** START INPUT RECORDS **

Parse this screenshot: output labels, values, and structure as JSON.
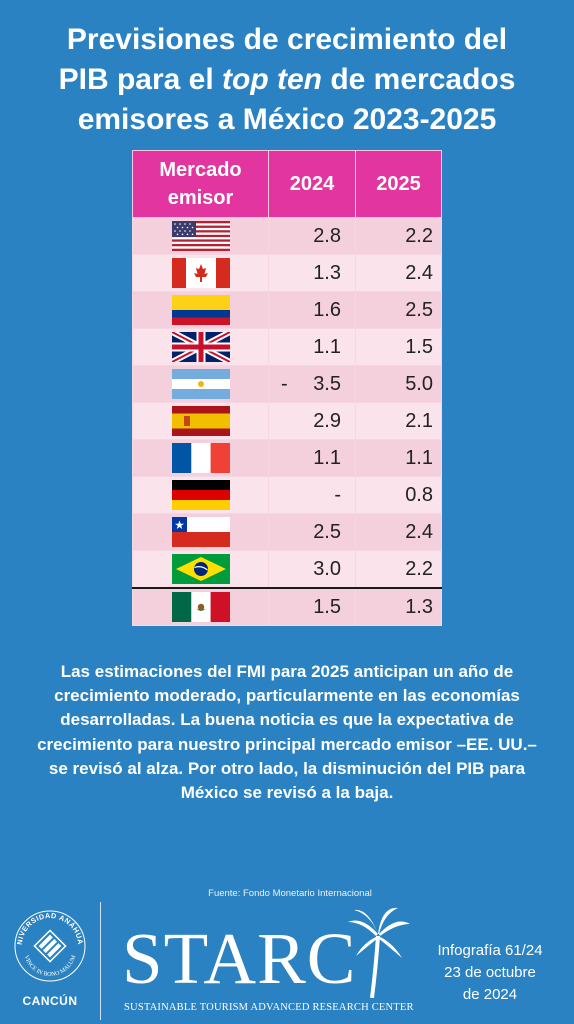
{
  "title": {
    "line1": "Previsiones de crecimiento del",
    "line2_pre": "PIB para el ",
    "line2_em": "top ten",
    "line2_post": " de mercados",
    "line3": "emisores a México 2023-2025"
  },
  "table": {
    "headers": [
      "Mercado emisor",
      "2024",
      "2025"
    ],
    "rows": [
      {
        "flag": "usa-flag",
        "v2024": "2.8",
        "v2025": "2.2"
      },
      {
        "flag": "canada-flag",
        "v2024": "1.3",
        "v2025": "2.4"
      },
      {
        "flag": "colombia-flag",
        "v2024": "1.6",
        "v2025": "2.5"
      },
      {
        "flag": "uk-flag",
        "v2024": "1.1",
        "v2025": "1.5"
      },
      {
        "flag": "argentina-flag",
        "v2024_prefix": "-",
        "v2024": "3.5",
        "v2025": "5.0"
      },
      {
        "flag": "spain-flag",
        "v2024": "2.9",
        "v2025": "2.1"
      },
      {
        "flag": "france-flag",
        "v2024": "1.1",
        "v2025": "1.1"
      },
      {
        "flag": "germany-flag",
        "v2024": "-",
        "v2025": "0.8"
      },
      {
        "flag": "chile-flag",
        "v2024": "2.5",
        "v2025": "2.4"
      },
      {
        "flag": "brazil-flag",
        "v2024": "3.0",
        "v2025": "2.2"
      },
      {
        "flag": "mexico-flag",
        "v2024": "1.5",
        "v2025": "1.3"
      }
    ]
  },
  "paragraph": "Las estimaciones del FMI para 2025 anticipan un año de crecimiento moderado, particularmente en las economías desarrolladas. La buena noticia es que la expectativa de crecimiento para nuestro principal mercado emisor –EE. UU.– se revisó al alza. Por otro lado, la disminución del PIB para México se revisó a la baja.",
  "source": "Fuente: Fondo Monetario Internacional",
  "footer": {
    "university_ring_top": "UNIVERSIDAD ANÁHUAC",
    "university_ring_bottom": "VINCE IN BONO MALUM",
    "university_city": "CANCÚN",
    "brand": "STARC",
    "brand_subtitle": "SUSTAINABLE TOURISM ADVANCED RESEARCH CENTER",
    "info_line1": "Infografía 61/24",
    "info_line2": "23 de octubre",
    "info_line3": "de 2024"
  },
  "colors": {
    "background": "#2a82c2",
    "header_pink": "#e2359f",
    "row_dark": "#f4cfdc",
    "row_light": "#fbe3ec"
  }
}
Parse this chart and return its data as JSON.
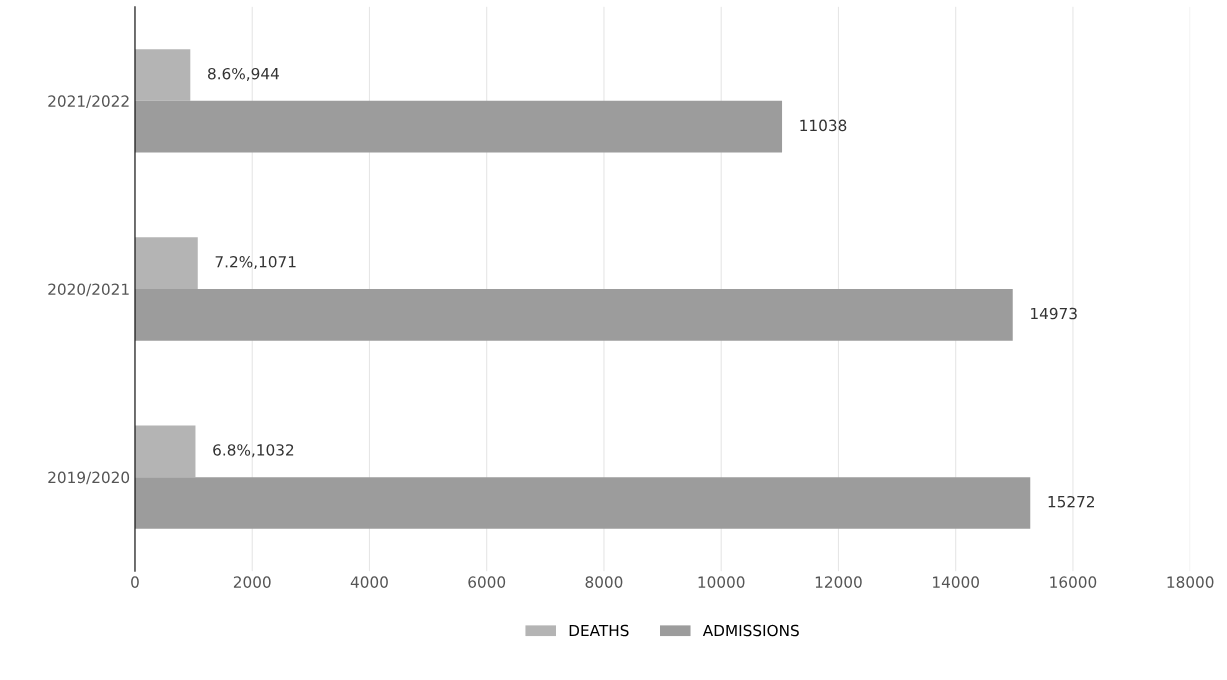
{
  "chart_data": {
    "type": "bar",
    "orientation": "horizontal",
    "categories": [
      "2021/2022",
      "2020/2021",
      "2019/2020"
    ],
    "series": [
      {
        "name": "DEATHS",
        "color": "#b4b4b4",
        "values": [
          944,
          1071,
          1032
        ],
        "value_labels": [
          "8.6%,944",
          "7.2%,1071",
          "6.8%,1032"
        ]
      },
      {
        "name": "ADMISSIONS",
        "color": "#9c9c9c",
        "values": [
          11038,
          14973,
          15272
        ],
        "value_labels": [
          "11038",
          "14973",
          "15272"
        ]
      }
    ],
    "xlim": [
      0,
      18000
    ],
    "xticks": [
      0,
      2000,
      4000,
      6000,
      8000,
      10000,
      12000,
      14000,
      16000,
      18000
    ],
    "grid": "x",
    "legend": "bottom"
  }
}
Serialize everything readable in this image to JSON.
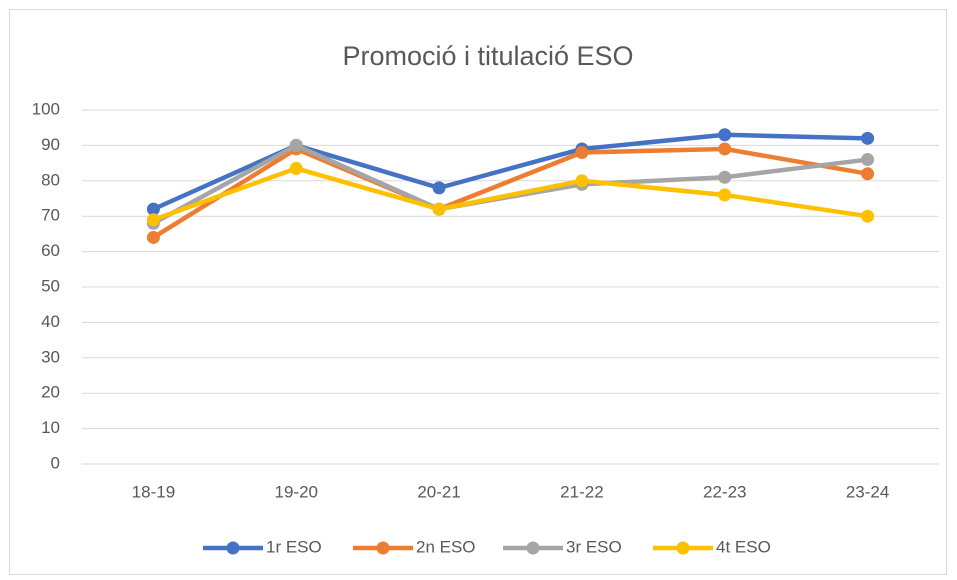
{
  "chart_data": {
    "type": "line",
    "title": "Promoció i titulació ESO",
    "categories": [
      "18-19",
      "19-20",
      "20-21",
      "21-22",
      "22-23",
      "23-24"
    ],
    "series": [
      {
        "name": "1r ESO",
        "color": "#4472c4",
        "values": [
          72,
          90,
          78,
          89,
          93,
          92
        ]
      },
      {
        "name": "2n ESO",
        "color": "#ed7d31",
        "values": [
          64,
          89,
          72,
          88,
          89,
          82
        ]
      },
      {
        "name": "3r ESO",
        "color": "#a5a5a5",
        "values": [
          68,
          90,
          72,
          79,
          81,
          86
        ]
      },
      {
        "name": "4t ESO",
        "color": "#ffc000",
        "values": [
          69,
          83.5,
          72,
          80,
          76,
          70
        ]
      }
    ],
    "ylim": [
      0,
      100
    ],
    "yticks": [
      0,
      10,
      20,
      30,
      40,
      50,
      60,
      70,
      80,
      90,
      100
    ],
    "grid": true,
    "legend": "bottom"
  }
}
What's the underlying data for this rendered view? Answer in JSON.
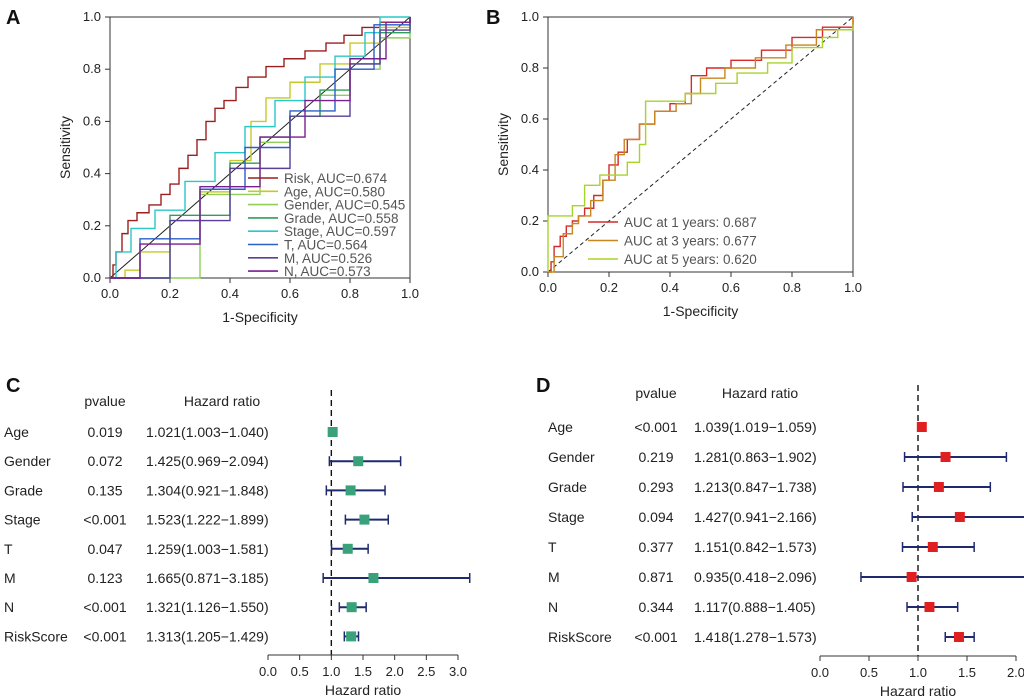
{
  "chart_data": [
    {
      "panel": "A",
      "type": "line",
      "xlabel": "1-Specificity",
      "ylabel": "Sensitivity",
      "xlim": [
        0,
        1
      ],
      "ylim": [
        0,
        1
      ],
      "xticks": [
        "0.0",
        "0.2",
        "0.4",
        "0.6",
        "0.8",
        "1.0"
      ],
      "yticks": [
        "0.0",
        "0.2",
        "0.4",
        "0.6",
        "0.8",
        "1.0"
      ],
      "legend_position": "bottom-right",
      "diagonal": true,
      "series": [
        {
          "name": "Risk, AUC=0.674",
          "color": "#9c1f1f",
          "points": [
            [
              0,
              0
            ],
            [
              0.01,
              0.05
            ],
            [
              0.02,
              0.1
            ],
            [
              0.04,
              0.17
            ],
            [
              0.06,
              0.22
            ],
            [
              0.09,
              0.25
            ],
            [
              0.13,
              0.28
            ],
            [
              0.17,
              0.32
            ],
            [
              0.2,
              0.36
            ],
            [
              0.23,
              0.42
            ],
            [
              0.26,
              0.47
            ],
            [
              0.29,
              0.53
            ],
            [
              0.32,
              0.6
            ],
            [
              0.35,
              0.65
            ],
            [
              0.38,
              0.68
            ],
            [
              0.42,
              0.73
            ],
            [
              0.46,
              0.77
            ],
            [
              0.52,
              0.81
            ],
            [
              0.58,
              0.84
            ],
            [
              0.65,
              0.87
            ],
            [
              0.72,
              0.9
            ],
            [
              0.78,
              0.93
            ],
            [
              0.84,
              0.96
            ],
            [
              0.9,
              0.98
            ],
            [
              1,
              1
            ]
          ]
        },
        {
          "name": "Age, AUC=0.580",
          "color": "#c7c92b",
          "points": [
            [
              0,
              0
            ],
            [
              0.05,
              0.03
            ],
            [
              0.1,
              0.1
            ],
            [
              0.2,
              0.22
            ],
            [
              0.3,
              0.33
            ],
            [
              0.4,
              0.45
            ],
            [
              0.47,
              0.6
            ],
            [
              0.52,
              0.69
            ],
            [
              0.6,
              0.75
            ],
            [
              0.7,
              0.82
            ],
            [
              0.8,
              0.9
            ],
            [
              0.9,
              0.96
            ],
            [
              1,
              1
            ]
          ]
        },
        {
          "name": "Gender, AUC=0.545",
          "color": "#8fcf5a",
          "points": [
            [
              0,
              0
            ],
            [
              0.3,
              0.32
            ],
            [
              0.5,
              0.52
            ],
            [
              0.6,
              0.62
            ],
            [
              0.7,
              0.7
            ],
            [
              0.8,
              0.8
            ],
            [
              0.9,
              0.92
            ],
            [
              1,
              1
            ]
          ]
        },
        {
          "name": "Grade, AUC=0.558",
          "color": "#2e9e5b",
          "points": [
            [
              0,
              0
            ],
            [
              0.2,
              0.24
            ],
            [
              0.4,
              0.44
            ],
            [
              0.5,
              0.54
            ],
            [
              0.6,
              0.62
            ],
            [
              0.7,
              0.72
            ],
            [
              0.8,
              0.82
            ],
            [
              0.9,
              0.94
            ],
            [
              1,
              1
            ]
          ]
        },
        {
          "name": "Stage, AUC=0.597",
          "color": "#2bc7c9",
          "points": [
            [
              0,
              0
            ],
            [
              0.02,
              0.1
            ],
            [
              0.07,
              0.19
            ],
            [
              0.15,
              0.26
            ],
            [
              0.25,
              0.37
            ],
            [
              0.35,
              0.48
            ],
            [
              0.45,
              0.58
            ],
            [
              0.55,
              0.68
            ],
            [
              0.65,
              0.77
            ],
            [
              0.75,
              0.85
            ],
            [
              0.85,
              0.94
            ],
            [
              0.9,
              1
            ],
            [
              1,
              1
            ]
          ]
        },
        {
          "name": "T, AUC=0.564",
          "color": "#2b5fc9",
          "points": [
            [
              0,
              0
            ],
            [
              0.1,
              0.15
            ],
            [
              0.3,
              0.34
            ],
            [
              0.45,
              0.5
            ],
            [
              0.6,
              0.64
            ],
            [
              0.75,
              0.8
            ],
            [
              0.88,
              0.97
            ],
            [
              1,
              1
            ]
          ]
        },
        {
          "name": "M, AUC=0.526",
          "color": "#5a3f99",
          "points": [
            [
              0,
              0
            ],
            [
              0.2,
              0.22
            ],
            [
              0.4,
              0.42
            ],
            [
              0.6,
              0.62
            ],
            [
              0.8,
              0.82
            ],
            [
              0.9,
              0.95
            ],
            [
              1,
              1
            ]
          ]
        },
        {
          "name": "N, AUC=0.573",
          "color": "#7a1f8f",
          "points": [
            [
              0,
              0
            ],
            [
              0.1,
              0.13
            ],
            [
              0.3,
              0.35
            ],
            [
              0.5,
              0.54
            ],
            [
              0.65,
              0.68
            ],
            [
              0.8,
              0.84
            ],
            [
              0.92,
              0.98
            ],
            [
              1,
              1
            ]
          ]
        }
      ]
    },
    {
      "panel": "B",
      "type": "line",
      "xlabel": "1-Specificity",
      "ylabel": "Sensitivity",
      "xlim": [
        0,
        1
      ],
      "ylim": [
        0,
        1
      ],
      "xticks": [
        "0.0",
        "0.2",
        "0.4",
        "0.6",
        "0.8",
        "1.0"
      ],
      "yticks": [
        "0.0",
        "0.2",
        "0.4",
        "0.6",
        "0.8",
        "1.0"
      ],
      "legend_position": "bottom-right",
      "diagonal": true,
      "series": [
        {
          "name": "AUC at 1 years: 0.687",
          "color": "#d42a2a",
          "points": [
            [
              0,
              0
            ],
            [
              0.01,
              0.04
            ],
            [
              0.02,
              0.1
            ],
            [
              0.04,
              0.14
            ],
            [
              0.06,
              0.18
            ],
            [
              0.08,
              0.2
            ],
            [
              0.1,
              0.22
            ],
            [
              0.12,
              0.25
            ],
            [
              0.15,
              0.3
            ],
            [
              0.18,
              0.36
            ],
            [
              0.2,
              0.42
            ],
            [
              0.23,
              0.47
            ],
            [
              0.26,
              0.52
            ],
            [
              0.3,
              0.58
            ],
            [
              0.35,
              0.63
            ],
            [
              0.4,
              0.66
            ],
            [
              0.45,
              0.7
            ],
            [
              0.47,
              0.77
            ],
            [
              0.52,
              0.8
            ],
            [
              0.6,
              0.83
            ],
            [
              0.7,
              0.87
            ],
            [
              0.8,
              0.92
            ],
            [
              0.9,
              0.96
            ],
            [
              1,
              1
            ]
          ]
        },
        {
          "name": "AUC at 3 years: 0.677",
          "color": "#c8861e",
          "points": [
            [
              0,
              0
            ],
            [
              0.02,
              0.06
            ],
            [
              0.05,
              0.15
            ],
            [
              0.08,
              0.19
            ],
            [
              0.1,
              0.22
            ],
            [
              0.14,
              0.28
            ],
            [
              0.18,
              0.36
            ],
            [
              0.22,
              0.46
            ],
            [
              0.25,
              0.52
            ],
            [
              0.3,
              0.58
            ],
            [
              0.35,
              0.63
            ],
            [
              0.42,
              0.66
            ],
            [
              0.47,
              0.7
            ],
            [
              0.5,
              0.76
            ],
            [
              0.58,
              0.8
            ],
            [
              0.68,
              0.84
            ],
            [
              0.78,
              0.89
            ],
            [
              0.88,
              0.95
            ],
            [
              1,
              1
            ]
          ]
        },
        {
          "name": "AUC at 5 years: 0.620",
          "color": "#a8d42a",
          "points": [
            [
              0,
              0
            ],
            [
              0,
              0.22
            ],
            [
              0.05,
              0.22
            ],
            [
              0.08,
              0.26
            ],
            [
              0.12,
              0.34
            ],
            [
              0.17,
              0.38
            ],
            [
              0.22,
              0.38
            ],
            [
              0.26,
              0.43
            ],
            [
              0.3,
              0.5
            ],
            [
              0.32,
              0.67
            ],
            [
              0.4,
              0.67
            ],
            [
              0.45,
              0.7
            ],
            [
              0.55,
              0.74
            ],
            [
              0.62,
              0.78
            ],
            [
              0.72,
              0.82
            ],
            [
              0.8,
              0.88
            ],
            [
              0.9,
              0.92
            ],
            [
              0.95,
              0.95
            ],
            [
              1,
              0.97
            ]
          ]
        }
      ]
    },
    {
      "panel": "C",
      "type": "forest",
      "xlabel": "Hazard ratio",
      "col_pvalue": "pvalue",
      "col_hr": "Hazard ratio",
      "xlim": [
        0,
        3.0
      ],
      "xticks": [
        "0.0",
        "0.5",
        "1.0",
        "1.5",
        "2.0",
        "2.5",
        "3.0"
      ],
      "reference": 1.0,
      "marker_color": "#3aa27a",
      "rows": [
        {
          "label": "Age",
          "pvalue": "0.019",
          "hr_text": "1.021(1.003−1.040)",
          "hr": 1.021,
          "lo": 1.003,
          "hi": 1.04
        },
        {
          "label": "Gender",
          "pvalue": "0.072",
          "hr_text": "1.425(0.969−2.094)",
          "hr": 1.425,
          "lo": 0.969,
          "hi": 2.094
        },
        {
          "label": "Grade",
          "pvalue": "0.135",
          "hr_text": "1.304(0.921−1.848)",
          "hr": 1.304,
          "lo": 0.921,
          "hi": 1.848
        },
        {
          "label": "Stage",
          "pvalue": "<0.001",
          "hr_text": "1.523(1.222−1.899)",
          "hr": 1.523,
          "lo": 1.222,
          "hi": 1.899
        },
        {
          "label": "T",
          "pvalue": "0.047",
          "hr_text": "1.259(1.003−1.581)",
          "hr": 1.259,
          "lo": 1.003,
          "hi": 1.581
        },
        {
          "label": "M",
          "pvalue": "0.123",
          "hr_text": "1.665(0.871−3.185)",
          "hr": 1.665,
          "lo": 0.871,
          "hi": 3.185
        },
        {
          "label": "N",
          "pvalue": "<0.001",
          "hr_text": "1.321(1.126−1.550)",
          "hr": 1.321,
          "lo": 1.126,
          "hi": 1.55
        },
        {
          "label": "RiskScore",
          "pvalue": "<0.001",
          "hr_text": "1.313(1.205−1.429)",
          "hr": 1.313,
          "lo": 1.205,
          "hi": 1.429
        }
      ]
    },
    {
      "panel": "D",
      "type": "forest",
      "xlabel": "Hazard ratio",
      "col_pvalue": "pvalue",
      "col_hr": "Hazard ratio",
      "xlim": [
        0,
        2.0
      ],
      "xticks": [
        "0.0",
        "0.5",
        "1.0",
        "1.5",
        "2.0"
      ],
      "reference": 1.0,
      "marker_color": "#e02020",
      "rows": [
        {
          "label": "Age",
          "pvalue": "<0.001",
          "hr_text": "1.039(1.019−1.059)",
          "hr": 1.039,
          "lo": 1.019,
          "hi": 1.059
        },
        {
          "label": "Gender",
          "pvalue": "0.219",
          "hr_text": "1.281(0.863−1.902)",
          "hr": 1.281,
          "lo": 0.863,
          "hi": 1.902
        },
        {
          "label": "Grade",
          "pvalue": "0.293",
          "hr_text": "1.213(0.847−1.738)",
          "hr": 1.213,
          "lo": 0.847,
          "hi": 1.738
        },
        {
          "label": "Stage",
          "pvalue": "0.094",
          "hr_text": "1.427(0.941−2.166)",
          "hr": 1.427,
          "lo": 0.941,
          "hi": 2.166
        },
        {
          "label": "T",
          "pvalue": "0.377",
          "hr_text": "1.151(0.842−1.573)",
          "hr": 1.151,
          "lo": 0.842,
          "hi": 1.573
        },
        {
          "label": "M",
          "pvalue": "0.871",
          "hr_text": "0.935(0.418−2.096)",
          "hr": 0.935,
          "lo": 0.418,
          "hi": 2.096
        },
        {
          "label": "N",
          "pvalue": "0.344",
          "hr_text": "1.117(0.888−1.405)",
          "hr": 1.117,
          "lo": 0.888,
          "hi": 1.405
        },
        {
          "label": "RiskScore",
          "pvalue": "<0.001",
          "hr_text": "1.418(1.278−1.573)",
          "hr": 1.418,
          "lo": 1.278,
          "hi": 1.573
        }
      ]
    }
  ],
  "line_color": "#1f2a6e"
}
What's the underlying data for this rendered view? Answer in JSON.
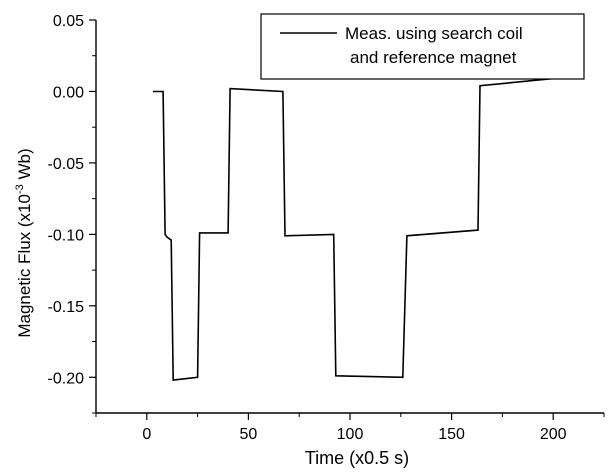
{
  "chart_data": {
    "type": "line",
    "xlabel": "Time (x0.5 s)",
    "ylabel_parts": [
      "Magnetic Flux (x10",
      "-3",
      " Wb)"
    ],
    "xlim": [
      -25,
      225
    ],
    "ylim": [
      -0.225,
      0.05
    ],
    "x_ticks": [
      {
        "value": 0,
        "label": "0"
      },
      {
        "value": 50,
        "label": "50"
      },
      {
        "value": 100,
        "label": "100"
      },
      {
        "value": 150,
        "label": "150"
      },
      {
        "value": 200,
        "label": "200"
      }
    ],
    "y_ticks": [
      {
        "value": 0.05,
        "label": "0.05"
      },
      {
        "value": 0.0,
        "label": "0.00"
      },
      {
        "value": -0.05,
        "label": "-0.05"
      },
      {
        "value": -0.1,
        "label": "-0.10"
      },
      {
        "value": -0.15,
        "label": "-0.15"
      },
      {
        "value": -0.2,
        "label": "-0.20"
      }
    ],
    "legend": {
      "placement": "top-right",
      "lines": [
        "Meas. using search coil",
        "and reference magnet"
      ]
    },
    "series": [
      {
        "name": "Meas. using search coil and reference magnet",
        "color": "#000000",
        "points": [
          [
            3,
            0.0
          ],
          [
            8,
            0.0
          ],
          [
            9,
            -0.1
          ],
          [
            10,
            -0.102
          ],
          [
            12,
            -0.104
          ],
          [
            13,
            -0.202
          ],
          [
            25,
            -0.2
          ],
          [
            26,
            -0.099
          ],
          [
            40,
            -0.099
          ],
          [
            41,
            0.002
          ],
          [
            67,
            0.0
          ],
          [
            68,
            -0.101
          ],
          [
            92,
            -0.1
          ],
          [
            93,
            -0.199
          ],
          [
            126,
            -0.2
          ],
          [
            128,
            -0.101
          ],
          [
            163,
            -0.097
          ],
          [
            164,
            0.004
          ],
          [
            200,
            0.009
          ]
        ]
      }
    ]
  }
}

** END INPUT RECORDS **

Say how many lines in the records hold "this", with the number as the whole reply.

SOLUTION TO THE EXERCISE >> 5